# TASK DESCRIPTION
Copy each line with the word "用欧姆表测电阻" in it.

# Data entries
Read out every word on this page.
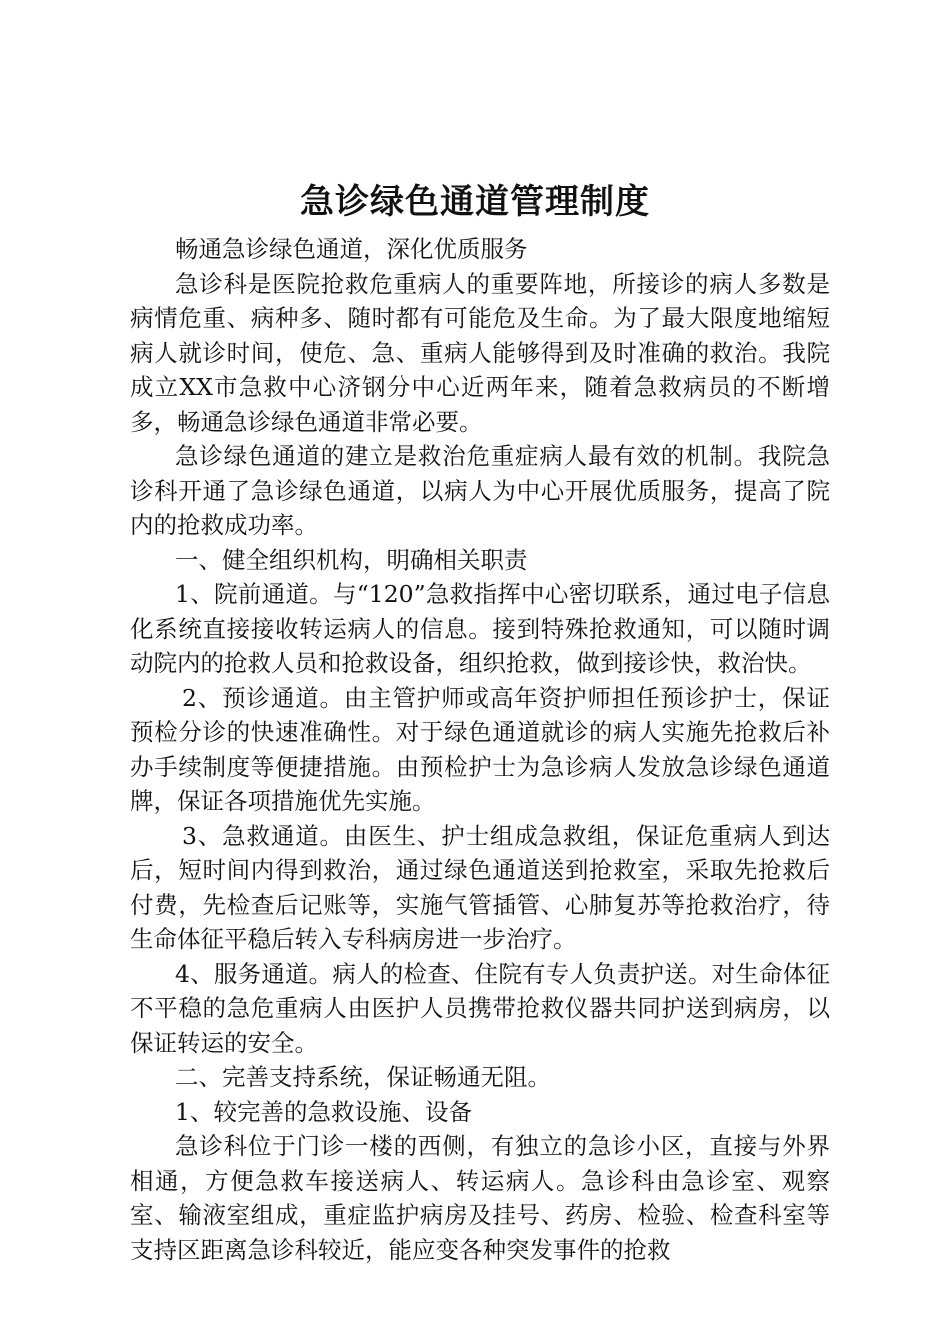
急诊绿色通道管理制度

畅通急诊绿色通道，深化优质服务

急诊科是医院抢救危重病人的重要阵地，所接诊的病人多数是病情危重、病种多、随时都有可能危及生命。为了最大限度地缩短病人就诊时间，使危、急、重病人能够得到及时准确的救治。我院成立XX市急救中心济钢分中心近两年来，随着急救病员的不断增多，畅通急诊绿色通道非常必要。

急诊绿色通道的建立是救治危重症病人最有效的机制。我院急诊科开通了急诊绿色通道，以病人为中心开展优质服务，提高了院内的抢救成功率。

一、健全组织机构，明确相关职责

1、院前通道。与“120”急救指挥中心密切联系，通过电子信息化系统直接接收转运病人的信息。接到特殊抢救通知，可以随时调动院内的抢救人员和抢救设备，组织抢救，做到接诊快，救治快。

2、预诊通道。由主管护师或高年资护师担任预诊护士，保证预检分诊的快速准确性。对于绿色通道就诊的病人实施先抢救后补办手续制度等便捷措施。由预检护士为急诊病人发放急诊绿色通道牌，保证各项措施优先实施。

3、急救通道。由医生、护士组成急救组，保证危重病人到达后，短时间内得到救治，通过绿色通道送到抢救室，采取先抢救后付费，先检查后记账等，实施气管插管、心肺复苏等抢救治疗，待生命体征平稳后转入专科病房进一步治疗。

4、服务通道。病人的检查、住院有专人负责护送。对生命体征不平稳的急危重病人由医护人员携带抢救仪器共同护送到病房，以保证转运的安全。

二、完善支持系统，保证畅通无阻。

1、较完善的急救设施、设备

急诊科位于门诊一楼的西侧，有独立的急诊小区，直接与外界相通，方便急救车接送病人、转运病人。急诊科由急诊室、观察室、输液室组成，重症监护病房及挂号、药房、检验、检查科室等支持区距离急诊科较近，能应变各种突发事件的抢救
---
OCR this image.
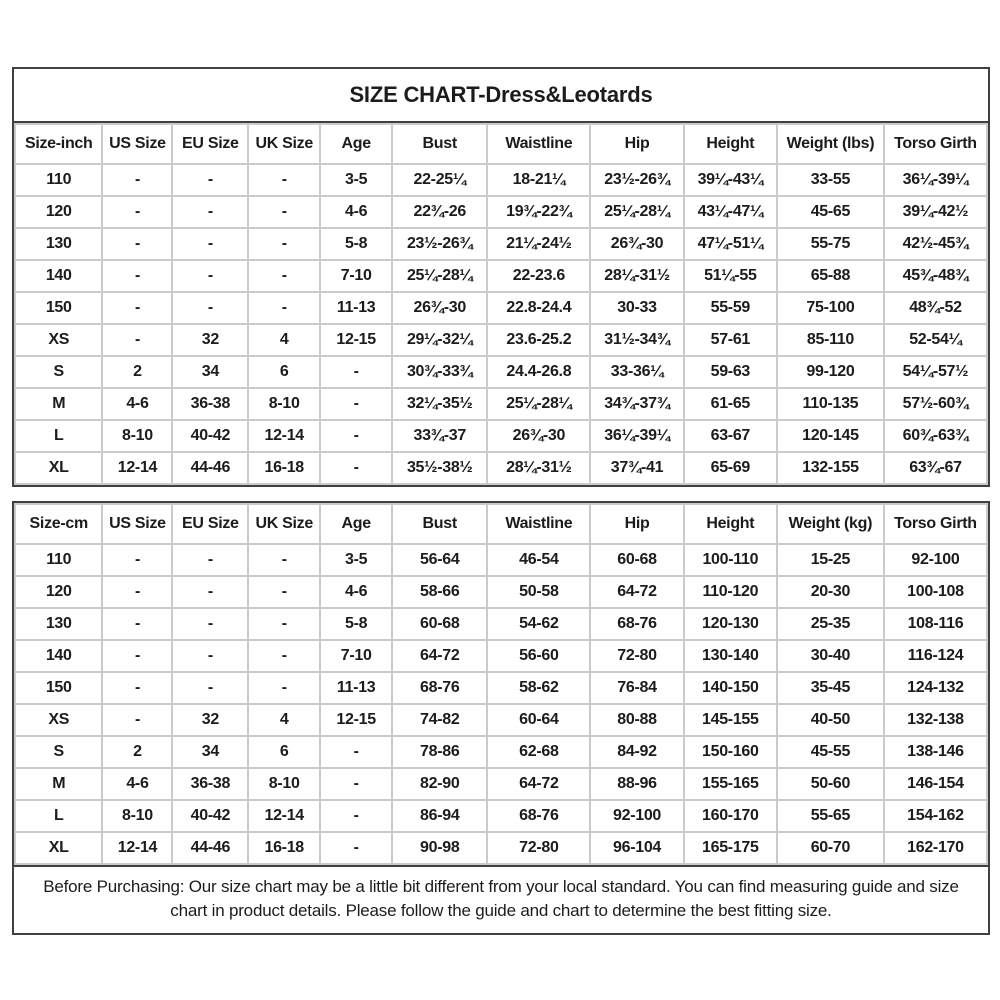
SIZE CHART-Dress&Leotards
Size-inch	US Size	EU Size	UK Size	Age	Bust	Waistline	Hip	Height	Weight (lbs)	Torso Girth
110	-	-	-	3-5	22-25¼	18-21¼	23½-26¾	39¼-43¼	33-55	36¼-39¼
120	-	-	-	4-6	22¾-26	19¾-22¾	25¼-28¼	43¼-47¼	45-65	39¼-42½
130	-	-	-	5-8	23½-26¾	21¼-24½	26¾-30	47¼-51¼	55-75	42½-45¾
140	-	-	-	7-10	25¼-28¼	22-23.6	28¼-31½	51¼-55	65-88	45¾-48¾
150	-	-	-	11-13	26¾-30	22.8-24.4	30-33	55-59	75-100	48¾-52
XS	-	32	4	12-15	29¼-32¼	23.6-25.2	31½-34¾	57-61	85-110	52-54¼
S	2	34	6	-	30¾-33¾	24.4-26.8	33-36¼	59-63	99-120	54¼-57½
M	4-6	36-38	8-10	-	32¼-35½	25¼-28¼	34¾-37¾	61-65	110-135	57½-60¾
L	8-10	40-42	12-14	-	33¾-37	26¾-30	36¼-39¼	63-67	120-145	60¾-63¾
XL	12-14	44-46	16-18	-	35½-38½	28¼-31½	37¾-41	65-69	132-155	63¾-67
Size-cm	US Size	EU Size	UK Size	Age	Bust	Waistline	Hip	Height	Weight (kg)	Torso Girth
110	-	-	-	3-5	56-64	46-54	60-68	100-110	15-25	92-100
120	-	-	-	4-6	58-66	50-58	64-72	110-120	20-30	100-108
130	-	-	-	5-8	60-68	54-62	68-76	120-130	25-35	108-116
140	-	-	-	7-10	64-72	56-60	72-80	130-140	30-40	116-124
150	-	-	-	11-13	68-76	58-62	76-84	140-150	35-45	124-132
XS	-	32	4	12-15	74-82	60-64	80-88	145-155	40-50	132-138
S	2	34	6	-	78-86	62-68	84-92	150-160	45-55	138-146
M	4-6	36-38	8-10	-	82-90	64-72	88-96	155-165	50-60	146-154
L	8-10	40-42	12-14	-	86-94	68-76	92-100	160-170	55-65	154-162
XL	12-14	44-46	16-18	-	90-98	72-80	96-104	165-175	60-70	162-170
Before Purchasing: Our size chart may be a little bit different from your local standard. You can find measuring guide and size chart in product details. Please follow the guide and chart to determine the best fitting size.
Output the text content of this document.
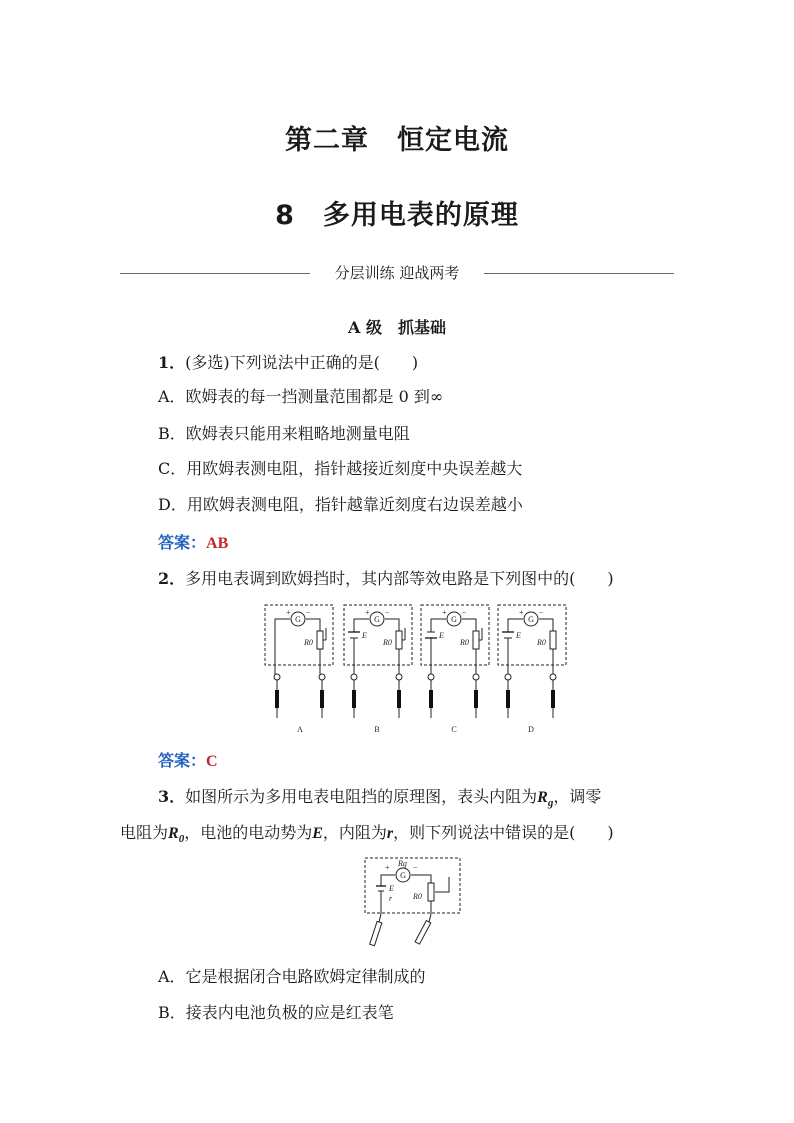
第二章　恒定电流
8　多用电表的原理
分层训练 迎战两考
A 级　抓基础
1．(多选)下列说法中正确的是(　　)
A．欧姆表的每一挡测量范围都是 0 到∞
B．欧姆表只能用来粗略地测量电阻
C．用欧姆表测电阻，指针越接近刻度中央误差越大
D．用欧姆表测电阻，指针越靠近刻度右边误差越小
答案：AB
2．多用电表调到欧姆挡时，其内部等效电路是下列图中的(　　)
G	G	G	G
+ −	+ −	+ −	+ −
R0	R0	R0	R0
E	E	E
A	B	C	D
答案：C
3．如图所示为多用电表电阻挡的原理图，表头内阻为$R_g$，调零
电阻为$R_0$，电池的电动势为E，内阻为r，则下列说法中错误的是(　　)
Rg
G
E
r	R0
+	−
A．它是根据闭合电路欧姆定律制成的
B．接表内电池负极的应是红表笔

# TASK ANSWER
C．用欧姆表测电阻，指针越接近刻度中央误差越大
D．用欧姆表测电阻，指针越靠近刻度右边误差越小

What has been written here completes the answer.